[Dataset records on visual material]
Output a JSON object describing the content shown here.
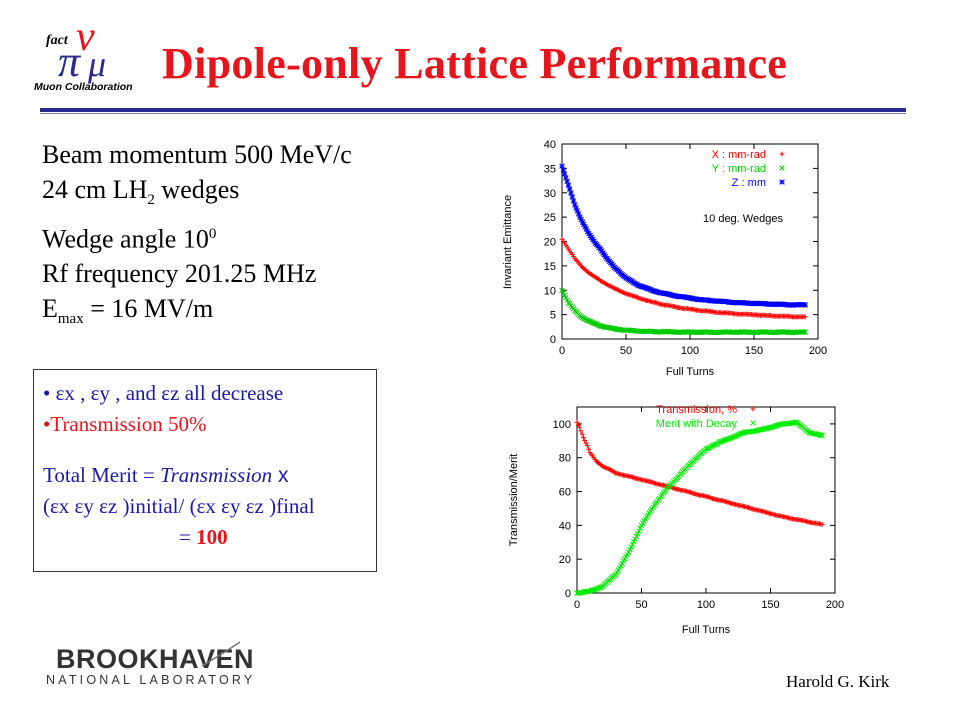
{
  "slide": {
    "title": "Dipole-only Lattice Performance",
    "author": "Harold G. Kirk",
    "logo_top": {
      "fact": "fact",
      "collab": "Muon Collaboration"
    },
    "logo_bottom": {
      "line1": "BROOKHAVEN",
      "line2": "NATIONAL LABORATORY"
    }
  },
  "params": {
    "momentum": "Beam momentum 500 MeV/c",
    "wedges_pre": "24 cm LH",
    "wedges_sub": "2",
    "wedges_post": " wedges",
    "angle_pre": "Wedge angle 10",
    "angle_sup": "0",
    "rf": "Rf frequency 201.25 MHz",
    "emax_pre": "E",
    "emax_sub": "max",
    "emax_post": " = 16 MV/m"
  },
  "box": {
    "bullet1": "• εx , εy , and εz all decrease",
    "bullet2": "•Transmission 50%",
    "merit1_pre": "Total Merit = ",
    "merit1_em": "Transmission",
    "merit1_post": " x",
    "merit2": "(εx εy εz )initial/ (εx εy εz )final",
    "merit3_pre": "= ",
    "merit3_val": "100"
  },
  "chart_data": [
    {
      "type": "scatter",
      "title": "",
      "annotation": "10 deg. Wedges",
      "xlabel": "Full Turns",
      "ylabel": "Invariant Emittance",
      "xlim": [
        0,
        200
      ],
      "ylim": [
        0,
        40
      ],
      "xticks": [
        "0",
        "50",
        "100",
        "150",
        "200"
      ],
      "yticks": [
        "0",
        "5",
        "10",
        "15",
        "20",
        "25",
        "30",
        "35",
        "40"
      ],
      "grid": false,
      "legend": "top-right",
      "series": [
        {
          "name": "X : mm-rad",
          "marker": "+",
          "color": "#ff0000",
          "x": [
            0,
            5,
            10,
            15,
            20,
            25,
            30,
            40,
            50,
            60,
            70,
            80,
            90,
            100,
            110,
            120,
            130,
            140,
            150,
            160,
            170,
            180,
            190
          ],
          "y": [
            20.5,
            18.5,
            16.5,
            15,
            13.8,
            12.8,
            12,
            10.5,
            9.3,
            8.4,
            7.6,
            7,
            6.5,
            6.1,
            5.8,
            5.5,
            5.3,
            5.1,
            5,
            4.8,
            4.7,
            4.6,
            4.5
          ]
        },
        {
          "name": "Y : mm-rad",
          "marker": "×",
          "color": "#00cc00",
          "x": [
            0,
            5,
            10,
            15,
            20,
            25,
            30,
            40,
            50,
            60,
            70,
            80,
            90,
            100,
            110,
            120,
            130,
            140,
            150,
            160,
            170,
            180,
            190
          ],
          "y": [
            10,
            7.5,
            5.8,
            4.6,
            3.8,
            3.2,
            2.7,
            2.1,
            1.8,
            1.6,
            1.5,
            1.5,
            1.4,
            1.4,
            1.4,
            1.4,
            1.4,
            1.4,
            1.4,
            1.4,
            1.4,
            1.4,
            1.4
          ]
        },
        {
          "name": "Z : mm",
          "marker": "*",
          "color": "#0000ff",
          "x": [
            0,
            5,
            10,
            15,
            20,
            25,
            30,
            35,
            40,
            50,
            60,
            70,
            80,
            90,
            100,
            110,
            120,
            130,
            140,
            150,
            160,
            170,
            180,
            190
          ],
          "y": [
            35.5,
            31.5,
            27.5,
            24.5,
            22,
            20,
            18.5,
            16.5,
            15,
            12.5,
            11,
            10,
            9.3,
            8.8,
            8.4,
            8,
            7.8,
            7.6,
            7.4,
            7.3,
            7.2,
            7.1,
            7,
            7
          ]
        }
      ]
    },
    {
      "type": "scatter",
      "title": "",
      "xlabel": "Full Turns",
      "ylabel": "Transmission/Merit",
      "xlim": [
        0,
        200
      ],
      "ylim": [
        0,
        110
      ],
      "xticks": [
        "0",
        "50",
        "100",
        "150",
        "200"
      ],
      "yticks": [
        "0",
        "20",
        "40",
        "60",
        "80",
        "100"
      ],
      "grid": false,
      "legend": "top-right",
      "series": [
        {
          "name": "Transmission, %",
          "marker": "+",
          "color": "#ff0000",
          "x": [
            0,
            2,
            5,
            8,
            10,
            15,
            20,
            25,
            30,
            40,
            50,
            60,
            70,
            80,
            90,
            100,
            110,
            120,
            130,
            140,
            150,
            160,
            170,
            180,
            190
          ],
          "y": [
            101,
            98,
            92,
            87,
            83,
            78,
            75,
            73,
            71,
            69,
            67,
            65,
            63,
            61,
            59,
            57,
            55,
            53,
            51,
            49,
            47,
            45,
            43.5,
            42,
            40.5
          ]
        },
        {
          "name": "Merit with Decay",
          "marker": "×",
          "color": "#00ee00",
          "x": [
            0,
            10,
            20,
            30,
            40,
            50,
            60,
            70,
            80,
            90,
            100,
            110,
            120,
            130,
            140,
            150,
            160,
            170,
            180,
            190
          ],
          "y": [
            0,
            1,
            4,
            11,
            24,
            40,
            52,
            62,
            70,
            78,
            85,
            89,
            92,
            95,
            96,
            98,
            100,
            101,
            95,
            93
          ]
        }
      ]
    }
  ]
}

- [Your goal] Each entry must be retyped word for word, with every image omitted.

- [Output]
Output a JSON object describing the content shown here.
{
  "slide": {
    "title": "Dipole-only Lattice Performance",
    "author": "Harold G. Kirk",
    "logo_top": {
      "fact": "fact",
      "collab": "Muon Collaboration"
    },
    "logo_bottom": {
      "line1": "BROOKHAVEN",
      "line2": "NATIONAL LABORATORY"
    }
  },
  "params": {
    "momentum": "Beam momentum 500 MeV/c",
    "wedges_pre": "24 cm LH",
    "wedges_sub": "2",
    "wedges_post": " wedges",
    "angle_pre": "Wedge angle 10",
    "angle_sup": "0",
    "rf": "Rf frequency 201.25 MHz",
    "emax_pre": "E",
    "emax_sub": "max",
    "emax_post": " = 16 MV/m"
  },
  "box": {
    "bullet1": "• εx , εy , and εz all decrease",
    "bullet2": "•Transmission 50%",
    "merit1_pre": "Total Merit = ",
    "merit1_em": "Transmission",
    "merit1_post": " x",
    "merit2": "(εx εy εz )initial/ (εx εy εz )final",
    "merit3_pre": "= ",
    "merit3_val": "100"
  },
  "chart_data": [
    {
      "type": "scatter",
      "title": "",
      "annotation": "10 deg. Wedges",
      "xlabel": "Full Turns",
      "ylabel": "Invariant Emittance",
      "xlim": [
        0,
        200
      ],
      "ylim": [
        0,
        40
      ],
      "xticks": [
        "0",
        "50",
        "100",
        "150",
        "200"
      ],
      "yticks": [
        "0",
        "5",
        "10",
        "15",
        "20",
        "25",
        "30",
        "35",
        "40"
      ],
      "grid": false,
      "legend": "top-right",
      "series": [
        {
          "name": "X : mm-rad",
          "marker": "+",
          "color": "#ff0000",
          "x": [
            0,
            5,
            10,
            15,
            20,
            25,
            30,
            40,
            50,
            60,
            70,
            80,
            90,
            100,
            110,
            120,
            130,
            140,
            150,
            160,
            170,
            180,
            190
          ],
          "y": [
            20.5,
            18.5,
            16.5,
            15,
            13.8,
            12.8,
            12,
            10.5,
            9.3,
            8.4,
            7.6,
            7,
            6.5,
            6.1,
            5.8,
            5.5,
            5.3,
            5.1,
            5,
            4.8,
            4.7,
            4.6,
            4.5
          ]
        },
        {
          "name": "Y : mm-rad",
          "marker": "×",
          "color": "#00cc00",
          "x": [
            0,
            5,
            10,
            15,
            20,
            25,
            30,
            40,
            50,
            60,
            70,
            80,
            90,
            100,
            110,
            120,
            130,
            140,
            150,
            160,
            170,
            180,
            190
          ],
          "y": [
            10,
            7.5,
            5.8,
            4.6,
            3.8,
            3.2,
            2.7,
            2.1,
            1.8,
            1.6,
            1.5,
            1.5,
            1.4,
            1.4,
            1.4,
            1.4,
            1.4,
            1.4,
            1.4,
            1.4,
            1.4,
            1.4,
            1.4
          ]
        },
        {
          "name": "Z : mm",
          "marker": "*",
          "color": "#0000ff",
          "x": [
            0,
            5,
            10,
            15,
            20,
            25,
            30,
            35,
            40,
            50,
            60,
            70,
            80,
            90,
            100,
            110,
            120,
            130,
            140,
            150,
            160,
            170,
            180,
            190
          ],
          "y": [
            35.5,
            31.5,
            27.5,
            24.5,
            22,
            20,
            18.5,
            16.5,
            15,
            12.5,
            11,
            10,
            9.3,
            8.8,
            8.4,
            8,
            7.8,
            7.6,
            7.4,
            7.3,
            7.2,
            7.1,
            7,
            7
          ]
        }
      ]
    },
    {
      "type": "scatter",
      "title": "",
      "xlabel": "Full Turns",
      "ylabel": "Transmission/Merit",
      "xlim": [
        0,
        200
      ],
      "ylim": [
        0,
        110
      ],
      "xticks": [
        "0",
        "50",
        "100",
        "150",
        "200"
      ],
      "yticks": [
        "0",
        "20",
        "40",
        "60",
        "80",
        "100"
      ],
      "grid": false,
      "legend": "top-right",
      "series": [
        {
          "name": "Transmission, %",
          "marker": "+",
          "color": "#ff0000",
          "x": [
            0,
            2,
            5,
            8,
            10,
            15,
            20,
            25,
            30,
            40,
            50,
            60,
            70,
            80,
            90,
            100,
            110,
            120,
            130,
            140,
            150,
            160,
            170,
            180,
            190
          ],
          "y": [
            101,
            98,
            92,
            87,
            83,
            78,
            75,
            73,
            71,
            69,
            67,
            65,
            63,
            61,
            59,
            57,
            55,
            53,
            51,
            49,
            47,
            45,
            43.5,
            42,
            40.5
          ]
        },
        {
          "name": "Merit with Decay",
          "marker": "×",
          "color": "#00ee00",
          "x": [
            0,
            10,
            20,
            30,
            40,
            50,
            60,
            70,
            80,
            90,
            100,
            110,
            120,
            130,
            140,
            150,
            160,
            170,
            180,
            190
          ],
          "y": [
            0,
            1,
            4,
            11,
            24,
            40,
            52,
            62,
            70,
            78,
            85,
            89,
            92,
            95,
            96,
            98,
            100,
            101,
            95,
            93
          ]
        }
      ]
    }
  ]
}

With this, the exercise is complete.